→ RECORD EXTRACTS
----
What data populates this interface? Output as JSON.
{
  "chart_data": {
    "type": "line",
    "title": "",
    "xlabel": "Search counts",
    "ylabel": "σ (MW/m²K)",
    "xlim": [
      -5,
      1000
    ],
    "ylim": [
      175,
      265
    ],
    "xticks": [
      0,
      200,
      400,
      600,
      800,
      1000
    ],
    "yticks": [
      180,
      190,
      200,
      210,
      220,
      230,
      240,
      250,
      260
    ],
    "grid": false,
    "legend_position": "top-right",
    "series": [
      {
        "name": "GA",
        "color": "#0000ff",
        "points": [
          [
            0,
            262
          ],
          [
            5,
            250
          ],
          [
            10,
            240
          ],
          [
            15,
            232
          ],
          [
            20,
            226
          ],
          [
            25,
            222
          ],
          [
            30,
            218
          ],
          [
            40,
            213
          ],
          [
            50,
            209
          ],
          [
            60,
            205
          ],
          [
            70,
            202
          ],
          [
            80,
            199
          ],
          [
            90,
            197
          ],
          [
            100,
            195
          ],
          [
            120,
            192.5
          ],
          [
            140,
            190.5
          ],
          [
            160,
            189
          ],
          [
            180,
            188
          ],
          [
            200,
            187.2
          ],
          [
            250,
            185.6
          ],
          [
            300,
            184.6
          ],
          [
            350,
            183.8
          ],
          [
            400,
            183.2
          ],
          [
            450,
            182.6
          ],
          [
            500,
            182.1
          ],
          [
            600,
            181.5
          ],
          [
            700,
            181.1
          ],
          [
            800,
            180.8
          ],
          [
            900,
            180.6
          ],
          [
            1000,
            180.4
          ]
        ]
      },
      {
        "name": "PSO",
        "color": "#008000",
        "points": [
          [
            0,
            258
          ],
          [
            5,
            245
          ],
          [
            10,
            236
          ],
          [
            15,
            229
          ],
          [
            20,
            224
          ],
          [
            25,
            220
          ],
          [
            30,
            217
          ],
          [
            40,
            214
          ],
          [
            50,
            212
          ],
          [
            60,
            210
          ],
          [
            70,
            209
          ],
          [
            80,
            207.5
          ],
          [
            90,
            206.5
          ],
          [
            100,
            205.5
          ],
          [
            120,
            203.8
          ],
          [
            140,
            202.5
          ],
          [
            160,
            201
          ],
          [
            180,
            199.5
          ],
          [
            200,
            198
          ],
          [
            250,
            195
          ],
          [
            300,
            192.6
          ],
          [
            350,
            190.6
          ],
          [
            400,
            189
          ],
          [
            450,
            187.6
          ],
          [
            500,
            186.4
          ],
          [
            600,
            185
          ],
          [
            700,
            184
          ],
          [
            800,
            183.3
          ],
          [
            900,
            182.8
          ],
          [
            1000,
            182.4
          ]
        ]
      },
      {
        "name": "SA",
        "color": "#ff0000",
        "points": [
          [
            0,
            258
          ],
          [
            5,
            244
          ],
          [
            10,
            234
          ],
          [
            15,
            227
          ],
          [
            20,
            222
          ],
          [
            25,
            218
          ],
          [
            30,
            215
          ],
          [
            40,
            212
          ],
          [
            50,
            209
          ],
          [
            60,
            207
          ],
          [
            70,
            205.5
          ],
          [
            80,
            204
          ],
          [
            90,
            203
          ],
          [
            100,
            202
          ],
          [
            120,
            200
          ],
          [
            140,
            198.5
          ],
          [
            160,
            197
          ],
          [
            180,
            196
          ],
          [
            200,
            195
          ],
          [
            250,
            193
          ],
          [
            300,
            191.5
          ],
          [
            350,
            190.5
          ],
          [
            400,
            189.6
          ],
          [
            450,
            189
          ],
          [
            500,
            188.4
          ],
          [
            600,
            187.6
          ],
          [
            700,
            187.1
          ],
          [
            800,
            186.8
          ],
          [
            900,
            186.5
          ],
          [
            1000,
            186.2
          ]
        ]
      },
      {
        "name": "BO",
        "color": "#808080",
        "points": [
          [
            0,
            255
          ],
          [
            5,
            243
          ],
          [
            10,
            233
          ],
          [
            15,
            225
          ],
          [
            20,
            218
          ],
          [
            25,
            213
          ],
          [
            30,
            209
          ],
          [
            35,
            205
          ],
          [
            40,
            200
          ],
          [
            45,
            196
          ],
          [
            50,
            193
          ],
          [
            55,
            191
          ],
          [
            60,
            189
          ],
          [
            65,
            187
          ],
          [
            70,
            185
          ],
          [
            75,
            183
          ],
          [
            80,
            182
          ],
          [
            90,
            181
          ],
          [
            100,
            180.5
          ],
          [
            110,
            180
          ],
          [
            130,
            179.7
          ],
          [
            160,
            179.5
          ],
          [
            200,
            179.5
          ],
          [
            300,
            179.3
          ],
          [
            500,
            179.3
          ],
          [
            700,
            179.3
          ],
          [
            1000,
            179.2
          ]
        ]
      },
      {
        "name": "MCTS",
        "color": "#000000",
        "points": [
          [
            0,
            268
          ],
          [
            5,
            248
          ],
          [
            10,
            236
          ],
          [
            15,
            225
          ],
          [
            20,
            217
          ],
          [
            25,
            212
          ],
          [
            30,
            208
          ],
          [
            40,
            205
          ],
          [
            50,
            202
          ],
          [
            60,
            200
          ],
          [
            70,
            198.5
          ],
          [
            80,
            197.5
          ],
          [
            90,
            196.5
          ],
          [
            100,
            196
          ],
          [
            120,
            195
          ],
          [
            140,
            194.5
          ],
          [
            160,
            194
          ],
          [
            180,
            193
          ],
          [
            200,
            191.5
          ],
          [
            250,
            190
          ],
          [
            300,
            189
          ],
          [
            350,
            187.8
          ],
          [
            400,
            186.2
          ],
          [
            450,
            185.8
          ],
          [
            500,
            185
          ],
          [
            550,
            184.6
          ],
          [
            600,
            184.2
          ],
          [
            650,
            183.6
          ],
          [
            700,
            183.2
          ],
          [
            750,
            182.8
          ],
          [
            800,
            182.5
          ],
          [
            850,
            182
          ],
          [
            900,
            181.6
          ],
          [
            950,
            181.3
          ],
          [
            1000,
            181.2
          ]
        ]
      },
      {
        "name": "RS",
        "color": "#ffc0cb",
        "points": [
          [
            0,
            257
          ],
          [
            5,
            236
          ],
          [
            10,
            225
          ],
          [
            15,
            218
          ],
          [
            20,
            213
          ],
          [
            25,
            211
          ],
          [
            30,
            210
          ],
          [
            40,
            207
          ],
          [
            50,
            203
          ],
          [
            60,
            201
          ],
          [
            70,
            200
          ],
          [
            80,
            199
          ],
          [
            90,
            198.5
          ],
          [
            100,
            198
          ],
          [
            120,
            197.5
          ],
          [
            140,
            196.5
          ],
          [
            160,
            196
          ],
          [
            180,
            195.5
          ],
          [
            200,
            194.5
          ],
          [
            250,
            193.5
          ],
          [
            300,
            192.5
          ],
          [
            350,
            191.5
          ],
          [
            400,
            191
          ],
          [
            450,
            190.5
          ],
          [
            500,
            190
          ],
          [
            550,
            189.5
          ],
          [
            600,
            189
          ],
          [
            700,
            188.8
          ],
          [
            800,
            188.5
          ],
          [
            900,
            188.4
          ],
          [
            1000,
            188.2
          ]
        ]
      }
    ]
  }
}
----
→ WHAT THE TASK ASKS
Repeat the listing above without any change.

→ ANSWER FOR THIS EXERCISE
What data populates this interface? Output as JSON.
{
  "chart_data": {
    "type": "line",
    "title": "",
    "xlabel": "Search counts",
    "ylabel": "σ (MW/m²K)",
    "xlim": [
      -5,
      1000
    ],
    "ylim": [
      175,
      265
    ],
    "xticks": [
      0,
      200,
      400,
      600,
      800,
      1000
    ],
    "yticks": [
      180,
      190,
      200,
      210,
      220,
      230,
      240,
      250,
      260
    ],
    "grid": false,
    "legend_position": "top-right",
    "series": [
      {
        "name": "GA",
        "color": "#0000ff",
        "points": [
          [
            0,
            262
          ],
          [
            5,
            250
          ],
          [
            10,
            240
          ],
          [
            15,
            232
          ],
          [
            20,
            226
          ],
          [
            25,
            222
          ],
          [
            30,
            218
          ],
          [
            40,
            213
          ],
          [
            50,
            209
          ],
          [
            60,
            205
          ],
          [
            70,
            202
          ],
          [
            80,
            199
          ],
          [
            90,
            197
          ],
          [
            100,
            195
          ],
          [
            120,
            192.5
          ],
          [
            140,
            190.5
          ],
          [
            160,
            189
          ],
          [
            180,
            188
          ],
          [
            200,
            187.2
          ],
          [
            250,
            185.6
          ],
          [
            300,
            184.6
          ],
          [
            350,
            183.8
          ],
          [
            400,
            183.2
          ],
          [
            450,
            182.6
          ],
          [
            500,
            182.1
          ],
          [
            600,
            181.5
          ],
          [
            700,
            181.1
          ],
          [
            800,
            180.8
          ],
          [
            900,
            180.6
          ],
          [
            1000,
            180.4
          ]
        ]
      },
      {
        "name": "PSO",
        "color": "#008000",
        "points": [
          [
            0,
            258
          ],
          [
            5,
            245
          ],
          [
            10,
            236
          ],
          [
            15,
            229
          ],
          [
            20,
            224
          ],
          [
            25,
            220
          ],
          [
            30,
            217
          ],
          [
            40,
            214
          ],
          [
            50,
            212
          ],
          [
            60,
            210
          ],
          [
            70,
            209
          ],
          [
            80,
            207.5
          ],
          [
            90,
            206.5
          ],
          [
            100,
            205.5
          ],
          [
            120,
            203.8
          ],
          [
            140,
            202.5
          ],
          [
            160,
            201
          ],
          [
            180,
            199.5
          ],
          [
            200,
            198
          ],
          [
            250,
            195
          ],
          [
            300,
            192.6
          ],
          [
            350,
            190.6
          ],
          [
            400,
            189
          ],
          [
            450,
            187.6
          ],
          [
            500,
            186.4
          ],
          [
            600,
            185
          ],
          [
            700,
            184
          ],
          [
            800,
            183.3
          ],
          [
            900,
            182.8
          ],
          [
            1000,
            182.4
          ]
        ]
      },
      {
        "name": "SA",
        "color": "#ff0000",
        "points": [
          [
            0,
            258
          ],
          [
            5,
            244
          ],
          [
            10,
            234
          ],
          [
            15,
            227
          ],
          [
            20,
            222
          ],
          [
            25,
            218
          ],
          [
            30,
            215
          ],
          [
            40,
            212
          ],
          [
            50,
            209
          ],
          [
            60,
            207
          ],
          [
            70,
            205.5
          ],
          [
            80,
            204
          ],
          [
            90,
            203
          ],
          [
            100,
            202
          ],
          [
            120,
            200
          ],
          [
            140,
            198.5
          ],
          [
            160,
            197
          ],
          [
            180,
            196
          ],
          [
            200,
            195
          ],
          [
            250,
            193
          ],
          [
            300,
            191.5
          ],
          [
            350,
            190.5
          ],
          [
            400,
            189.6
          ],
          [
            450,
            189
          ],
          [
            500,
            188.4
          ],
          [
            600,
            187.6
          ],
          [
            700,
            187.1
          ],
          [
            800,
            186.8
          ],
          [
            900,
            186.5
          ],
          [
            1000,
            186.2
          ]
        ]
      },
      {
        "name": "BO",
        "color": "#808080",
        "points": [
          [
            0,
            255
          ],
          [
            5,
            243
          ],
          [
            10,
            233
          ],
          [
            15,
            225
          ],
          [
            20,
            218
          ],
          [
            25,
            213
          ],
          [
            30,
            209
          ],
          [
            35,
            205
          ],
          [
            40,
            200
          ],
          [
            45,
            196
          ],
          [
            50,
            193
          ],
          [
            55,
            191
          ],
          [
            60,
            189
          ],
          [
            65,
            187
          ],
          [
            70,
            185
          ],
          [
            75,
            183
          ],
          [
            80,
            182
          ],
          [
            90,
            181
          ],
          [
            100,
            180.5
          ],
          [
            110,
            180
          ],
          [
            130,
            179.7
          ],
          [
            160,
            179.5
          ],
          [
            200,
            179.5
          ],
          [
            300,
            179.3
          ],
          [
            500,
            179.3
          ],
          [
            700,
            179.3
          ],
          [
            1000,
            179.2
          ]
        ]
      },
      {
        "name": "MCTS",
        "color": "#000000",
        "points": [
          [
            0,
            268
          ],
          [
            5,
            248
          ],
          [
            10,
            236
          ],
          [
            15,
            225
          ],
          [
            20,
            217
          ],
          [
            25,
            212
          ],
          [
            30,
            208
          ],
          [
            40,
            205
          ],
          [
            50,
            202
          ],
          [
            60,
            200
          ],
          [
            70,
            198.5
          ],
          [
            80,
            197.5
          ],
          [
            90,
            196.5
          ],
          [
            100,
            196
          ],
          [
            120,
            195
          ],
          [
            140,
            194.5
          ],
          [
            160,
            194
          ],
          [
            180,
            193
          ],
          [
            200,
            191.5
          ],
          [
            250,
            190
          ],
          [
            300,
            189
          ],
          [
            350,
            187.8
          ],
          [
            400,
            186.2
          ],
          [
            450,
            185.8
          ],
          [
            500,
            185
          ],
          [
            550,
            184.6
          ],
          [
            600,
            184.2
          ],
          [
            650,
            183.6
          ],
          [
            700,
            183.2
          ],
          [
            750,
            182.8
          ],
          [
            800,
            182.5
          ],
          [
            850,
            182
          ],
          [
            900,
            181.6
          ],
          [
            950,
            181.3
          ],
          [
            1000,
            181.2
          ]
        ]
      },
      {
        "name": "RS",
        "color": "#ffc0cb",
        "points": [
          [
            0,
            257
          ],
          [
            5,
            236
          ],
          [
            10,
            225
          ],
          [
            15,
            218
          ],
          [
            20,
            213
          ],
          [
            25,
            211
          ],
          [
            30,
            210
          ],
          [
            40,
            207
          ],
          [
            50,
            203
          ],
          [
            60,
            201
          ],
          [
            70,
            200
          ],
          [
            80,
            199
          ],
          [
            90,
            198.5
          ],
          [
            100,
            198
          ],
          [
            120,
            197.5
          ],
          [
            140,
            196.5
          ],
          [
            160,
            196
          ],
          [
            180,
            195.5
          ],
          [
            200,
            194.5
          ],
          [
            250,
            193.5
          ],
          [
            300,
            192.5
          ],
          [
            350,
            191.5
          ],
          [
            400,
            191
          ],
          [
            450,
            190.5
          ],
          [
            500,
            190
          ],
          [
            550,
            189.5
          ],
          [
            600,
            189
          ],
          [
            700,
            188.8
          ],
          [
            800,
            188.5
          ],
          [
            900,
            188.4
          ],
          [
            1000,
            188.2
          ]
        ]
      }
    ]
  }
}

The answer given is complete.